── The data ──

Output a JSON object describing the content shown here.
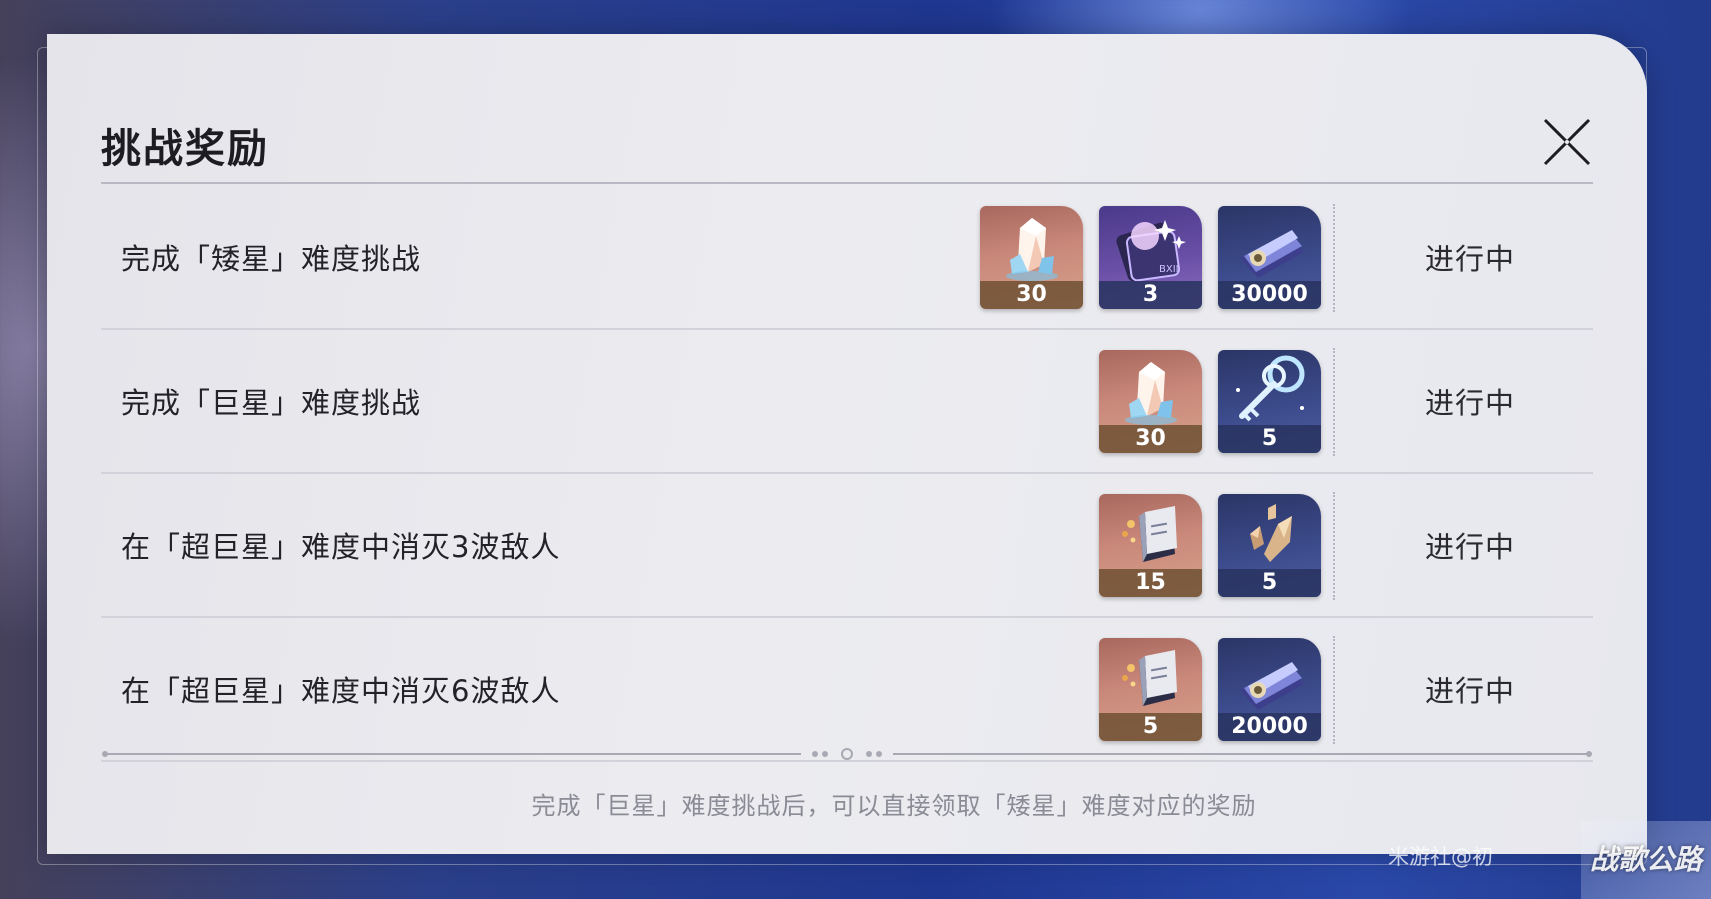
{
  "dialog": {
    "title": "挑战奖励",
    "note": "完成「巨星」难度挑战后，可以直接领取「矮星」难度对应的奖励"
  },
  "rows": [
    {
      "label": "完成「矮星」难度挑战",
      "status": "进行中",
      "rewards": [
        {
          "icon": "crystal-icon",
          "quantity": "30",
          "bg": "orange"
        },
        {
          "icon": "starlight-pass-icon",
          "quantity": "3",
          "bg": "purple"
        },
        {
          "icon": "credit-card-icon",
          "quantity": "30000",
          "bg": "blue"
        }
      ]
    },
    {
      "label": "完成「巨星」难度挑战",
      "status": "进行中",
      "rewards": [
        {
          "icon": "crystal-icon",
          "quantity": "30",
          "bg": "orange"
        },
        {
          "icon": "key-icon",
          "quantity": "5",
          "bg": "blue"
        }
      ]
    },
    {
      "label": "在「超巨星」难度中消灭3波敌人",
      "status": "进行中",
      "rewards": [
        {
          "icon": "manual-book-icon",
          "quantity": "15",
          "bg": "orange"
        },
        {
          "icon": "crystal-shards-icon",
          "quantity": "5",
          "bg": "blue"
        }
      ]
    },
    {
      "label": "在「超巨星」难度中消灭6波敌人",
      "status": "进行中",
      "rewards": [
        {
          "icon": "manual-book-icon",
          "quantity": "5",
          "bg": "orange"
        },
        {
          "icon": "credit-card-icon",
          "quantity": "20000",
          "bg": "blue"
        }
      ]
    }
  ],
  "watermark": "米游社@初",
  "corner_badge": "战歌公路",
  "colors": {
    "panel": "#e9e9ee",
    "title_text": "#1c1c22",
    "note_text": "#8a8b95",
    "reward_orange": "#c9887a",
    "reward_blue": "#3b4a8a",
    "reward_purple": "#6a4fa6"
  }
}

───

- To be done
Quote every line of the records above exactly; no picture is to be copied.

- Answer to the task
Output a JSON object describing the content shown here.
{
  "dialog": {
    "title": "挑战奖励",
    "note": "完成「巨星」难度挑战后，可以直接领取「矮星」难度对应的奖励"
  },
  "rows": [
    {
      "label": "完成「矮星」难度挑战",
      "status": "进行中",
      "rewards": [
        {
          "icon": "crystal-icon",
          "quantity": "30",
          "bg": "orange"
        },
        {
          "icon": "starlight-pass-icon",
          "quantity": "3",
          "bg": "purple"
        },
        {
          "icon": "credit-card-icon",
          "quantity": "30000",
          "bg": "blue"
        }
      ]
    },
    {
      "label": "完成「巨星」难度挑战",
      "status": "进行中",
      "rewards": [
        {
          "icon": "crystal-icon",
          "quantity": "30",
          "bg": "orange"
        },
        {
          "icon": "key-icon",
          "quantity": "5",
          "bg": "blue"
        }
      ]
    },
    {
      "label": "在「超巨星」难度中消灭3波敌人",
      "status": "进行中",
      "rewards": [
        {
          "icon": "manual-book-icon",
          "quantity": "15",
          "bg": "orange"
        },
        {
          "icon": "crystal-shards-icon",
          "quantity": "5",
          "bg": "blue"
        }
      ]
    },
    {
      "label": "在「超巨星」难度中消灭6波敌人",
      "status": "进行中",
      "rewards": [
        {
          "icon": "manual-book-icon",
          "quantity": "5",
          "bg": "orange"
        },
        {
          "icon": "credit-card-icon",
          "quantity": "20000",
          "bg": "blue"
        }
      ]
    }
  ],
  "watermark": "米游社@初",
  "corner_badge": "战歌公路",
  "colors": {
    "panel": "#e9e9ee",
    "title_text": "#1c1c22",
    "note_text": "#8a8b95",
    "reward_orange": "#c9887a",
    "reward_blue": "#3b4a8a",
    "reward_purple": "#6a4fa6"
  }
}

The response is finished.